• [Entries from a dataset]
>>>
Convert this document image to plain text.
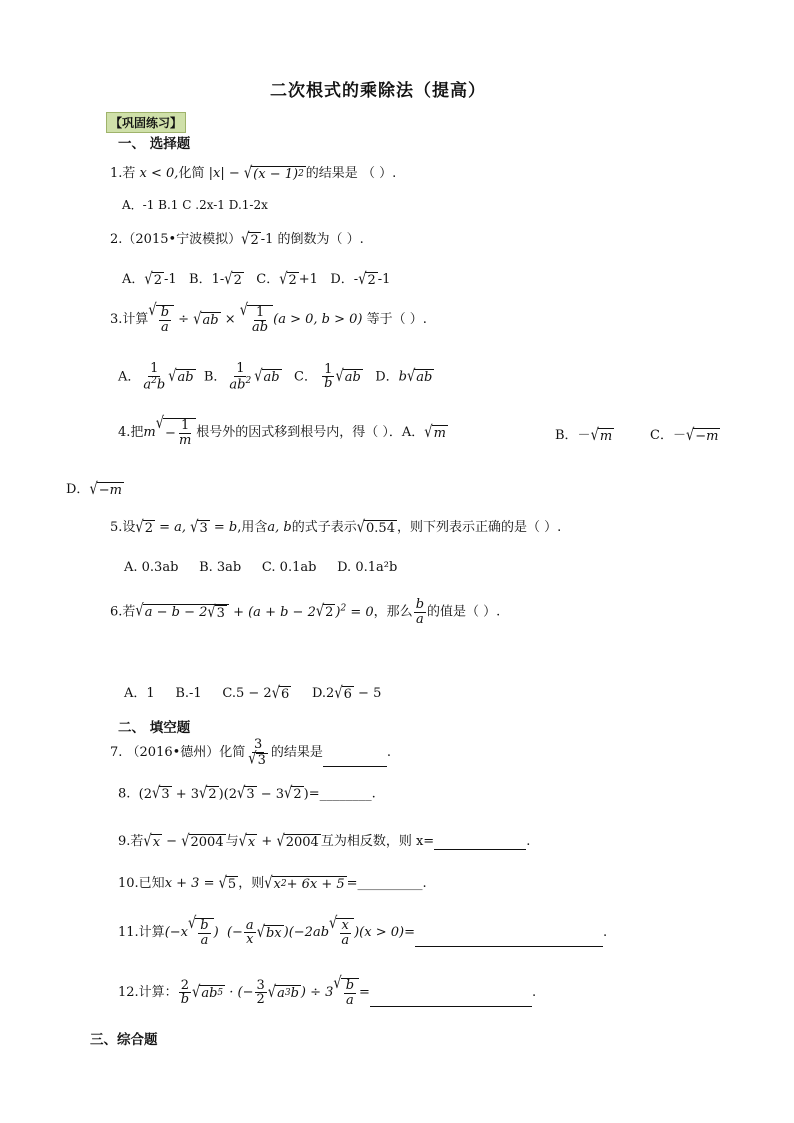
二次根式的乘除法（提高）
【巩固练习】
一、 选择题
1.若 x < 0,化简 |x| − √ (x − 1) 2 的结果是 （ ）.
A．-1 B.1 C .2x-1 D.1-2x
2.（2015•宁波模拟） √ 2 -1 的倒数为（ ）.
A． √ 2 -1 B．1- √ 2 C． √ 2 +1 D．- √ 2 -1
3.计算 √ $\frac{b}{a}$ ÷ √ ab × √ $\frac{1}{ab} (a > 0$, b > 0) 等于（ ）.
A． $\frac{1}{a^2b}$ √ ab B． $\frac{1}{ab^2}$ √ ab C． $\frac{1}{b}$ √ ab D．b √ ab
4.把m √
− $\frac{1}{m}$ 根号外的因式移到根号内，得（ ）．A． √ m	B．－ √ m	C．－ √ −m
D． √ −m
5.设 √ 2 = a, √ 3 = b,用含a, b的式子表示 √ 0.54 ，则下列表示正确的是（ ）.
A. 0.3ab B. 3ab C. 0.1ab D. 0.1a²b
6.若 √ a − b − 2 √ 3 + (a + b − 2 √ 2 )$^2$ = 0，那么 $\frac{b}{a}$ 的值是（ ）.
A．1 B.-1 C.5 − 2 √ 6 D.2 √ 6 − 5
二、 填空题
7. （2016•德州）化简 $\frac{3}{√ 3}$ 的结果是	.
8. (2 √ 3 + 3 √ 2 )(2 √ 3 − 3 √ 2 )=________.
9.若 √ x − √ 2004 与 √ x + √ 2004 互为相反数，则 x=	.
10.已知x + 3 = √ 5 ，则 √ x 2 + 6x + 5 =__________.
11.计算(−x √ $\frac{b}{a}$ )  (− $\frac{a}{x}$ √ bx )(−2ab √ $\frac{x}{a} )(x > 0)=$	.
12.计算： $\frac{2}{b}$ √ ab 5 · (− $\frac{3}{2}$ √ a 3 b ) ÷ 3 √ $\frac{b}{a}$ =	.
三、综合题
<<<
>>>
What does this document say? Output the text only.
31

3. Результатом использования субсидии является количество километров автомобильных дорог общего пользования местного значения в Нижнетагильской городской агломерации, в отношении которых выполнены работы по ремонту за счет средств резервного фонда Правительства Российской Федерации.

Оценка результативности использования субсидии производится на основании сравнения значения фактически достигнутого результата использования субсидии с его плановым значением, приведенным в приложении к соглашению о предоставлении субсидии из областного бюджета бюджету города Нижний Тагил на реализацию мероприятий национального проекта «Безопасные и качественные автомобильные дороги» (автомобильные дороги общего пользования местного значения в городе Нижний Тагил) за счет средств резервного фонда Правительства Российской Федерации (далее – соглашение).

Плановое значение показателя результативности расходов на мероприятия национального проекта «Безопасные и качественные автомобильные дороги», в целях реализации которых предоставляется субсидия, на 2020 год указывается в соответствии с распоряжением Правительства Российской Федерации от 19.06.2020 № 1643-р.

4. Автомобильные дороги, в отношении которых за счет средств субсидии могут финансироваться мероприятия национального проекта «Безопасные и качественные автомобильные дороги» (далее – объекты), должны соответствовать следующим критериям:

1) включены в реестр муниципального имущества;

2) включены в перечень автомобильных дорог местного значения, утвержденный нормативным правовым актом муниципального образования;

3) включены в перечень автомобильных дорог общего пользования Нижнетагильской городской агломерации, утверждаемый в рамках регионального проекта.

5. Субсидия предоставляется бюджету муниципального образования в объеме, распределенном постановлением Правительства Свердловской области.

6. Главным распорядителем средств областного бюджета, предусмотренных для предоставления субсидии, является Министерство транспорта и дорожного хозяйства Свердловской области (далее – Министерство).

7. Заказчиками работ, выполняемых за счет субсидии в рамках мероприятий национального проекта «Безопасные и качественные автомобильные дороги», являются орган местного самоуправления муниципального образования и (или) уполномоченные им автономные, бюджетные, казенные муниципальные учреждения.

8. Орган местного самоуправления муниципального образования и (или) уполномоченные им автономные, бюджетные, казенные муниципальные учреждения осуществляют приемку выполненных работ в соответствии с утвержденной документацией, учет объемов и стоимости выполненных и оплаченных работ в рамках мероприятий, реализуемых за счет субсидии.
<<<
From the entries above, list each line with "соответствии" in it.

Плановое значение показателя результативности расходов на мероприятия национального проекта «Безопасные и качественные автомобильные дороги», в целях реализации которых предоставляется субсидия, на 2020 год указывается в соответствии с распоряжением Правительства Российской Федерации от 19.06.2020 № 1643-р.
8. Орган местного самоуправления муниципального образования и (или) уполномоченные им автономные, бюджетные, казенные муниципальные учреждения осуществляют приемку выполненных работ в соответствии с утвержденной документацией, учет объемов и стоимости выполненных и оплаченных работ в рамках мероприятий, реализуемых за счет субсидии.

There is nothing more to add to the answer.